### TEXTO DADO

Bien pronto llegó a la Asamblea Departamental y allí se codeó con personajes tan prominentes como Laureano Gómez, José Camacho Carreño, Jaime Barrera Parra, Roberto Serpa y Manuel Serrano Blanco. Luego fue secretario de gobierno. A los 20 años era representante a la Cámara. Más tarde sería presidente del Senado, presidente de la Dirección Nacional Liberal, ministro, embajador, designado a la Presidencia de la República. Su carácter recio y su inteligencia luminosa lo hacían el hombre excepcional que todo el mundo buscaba. De sólo 27 años ya era figura nacional. Y a los 30 había coronado su carrera en el Congreso y en el Ministerio.

Fogoso, viril y conflictivo en sus comienzos, cuando improvisaba los primeros discursos en los barrios de su tierra, pasó a ser el gran orador de ideas novedosas y maduras, cuando cautivaba el interés nacional desde los altos escenarios de la. democracia. La política era su obsesión y el parlamento su ámbito natural. Se dice de él que nunca pronunció un discurso estéril.

######
### DATOS PROPORCIONADOS

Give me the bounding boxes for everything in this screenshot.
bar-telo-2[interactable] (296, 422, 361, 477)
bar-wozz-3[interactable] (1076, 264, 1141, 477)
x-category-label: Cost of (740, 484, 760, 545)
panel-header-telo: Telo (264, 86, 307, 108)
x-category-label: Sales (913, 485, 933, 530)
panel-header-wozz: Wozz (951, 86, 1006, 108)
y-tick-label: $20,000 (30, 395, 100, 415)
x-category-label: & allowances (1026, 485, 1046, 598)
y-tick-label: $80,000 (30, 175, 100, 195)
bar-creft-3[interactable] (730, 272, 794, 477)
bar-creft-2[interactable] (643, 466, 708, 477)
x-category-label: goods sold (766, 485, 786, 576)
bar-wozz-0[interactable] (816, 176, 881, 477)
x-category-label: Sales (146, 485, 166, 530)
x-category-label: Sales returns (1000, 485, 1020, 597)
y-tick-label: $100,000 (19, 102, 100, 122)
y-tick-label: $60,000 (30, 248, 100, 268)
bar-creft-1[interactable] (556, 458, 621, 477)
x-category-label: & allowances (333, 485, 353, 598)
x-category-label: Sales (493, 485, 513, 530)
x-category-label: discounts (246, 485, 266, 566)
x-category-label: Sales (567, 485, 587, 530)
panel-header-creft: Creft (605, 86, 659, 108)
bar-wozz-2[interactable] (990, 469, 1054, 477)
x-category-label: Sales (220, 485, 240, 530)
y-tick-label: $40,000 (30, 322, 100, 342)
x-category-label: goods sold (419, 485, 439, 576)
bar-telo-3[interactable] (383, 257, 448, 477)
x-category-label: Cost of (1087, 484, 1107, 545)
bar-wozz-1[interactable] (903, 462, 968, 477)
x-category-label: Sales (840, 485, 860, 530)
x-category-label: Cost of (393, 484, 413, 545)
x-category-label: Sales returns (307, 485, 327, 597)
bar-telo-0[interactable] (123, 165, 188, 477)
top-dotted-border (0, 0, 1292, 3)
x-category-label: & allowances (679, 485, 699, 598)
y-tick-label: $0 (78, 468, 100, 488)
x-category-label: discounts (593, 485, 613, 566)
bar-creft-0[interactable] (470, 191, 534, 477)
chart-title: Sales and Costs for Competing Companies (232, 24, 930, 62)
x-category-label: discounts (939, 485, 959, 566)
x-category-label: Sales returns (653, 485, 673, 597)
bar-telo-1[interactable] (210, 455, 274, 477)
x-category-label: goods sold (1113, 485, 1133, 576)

######

LISTA DE TAREAS →
(A) ¿Puedes reproducir el fragmento del texto dado que empieza en "Bien pronto llegó" y termina en "en el Ministerio.", cambiando "Senado" por "Parlamento"?
(B) ¿Puedes retomar el texto dado, sobre la trayectoria política de este hombre, a partir de su última oración?

RESPUESTAS DEL EJERCICIO →
(A)
Bien pronto llegó a la Asamblea Departamental y allí se codeó con personajes tan prominentes como Laureano Gómez, José Camacho Carreño, Jaime Barrera Parra, Roberto Serpa y Manuel Serrano Blanco. Luego fue secretario de gobierno. A los 20 años era representante a la Cámara. Más tarde sería presidente del Parlamento, presidente de la Dirección Nacional Liberal, ministro, embajador, designado a la Presidencia de la República. Su carácter recio y su inteligencia luminosa lo hacían el hombre excepcional que todo el mundo buscaba. De sólo 27 años ya era figura nacional. Y a los 30 había coronado su carrera en el Congreso y en el Ministerio.

(B)
Formidable diplomático, por todas partes dejaba huella de sus condiciones de mediador y negociador. Fue al Perú como embajador después del conflicto con Colombia. En Washington aprendió a ser más estadista. Cuando regresó al país en 1937, ya se mencionaba su nombre para la Presidencia de la República. Como experto diplomático, virtud que le permitía manejar la política con fina dis­creción, mantenía excelentes relaciones con el partido contrario y proclamaba que el país no podía gobernarse sino con la colaboración de los dos partidos.

Hizo del decoro su mejor virtud. La acrisolada forma­ción que había recibido de sus padres y profesores se re­flejaba en todos sus actos. Sus ademanes delicados y su estampa varonil le abrían muchas puertas. En su caso se plasmó el deseo de Enrique Caballero Escovar: «No le pi­do a la vida duración sino estética». Bajo el mandato de su destino renunció a grandes ideales: el matrimonio, el hogar, los bienes terrenos, la ciencia. Se casó con la política y sucumbió por ella.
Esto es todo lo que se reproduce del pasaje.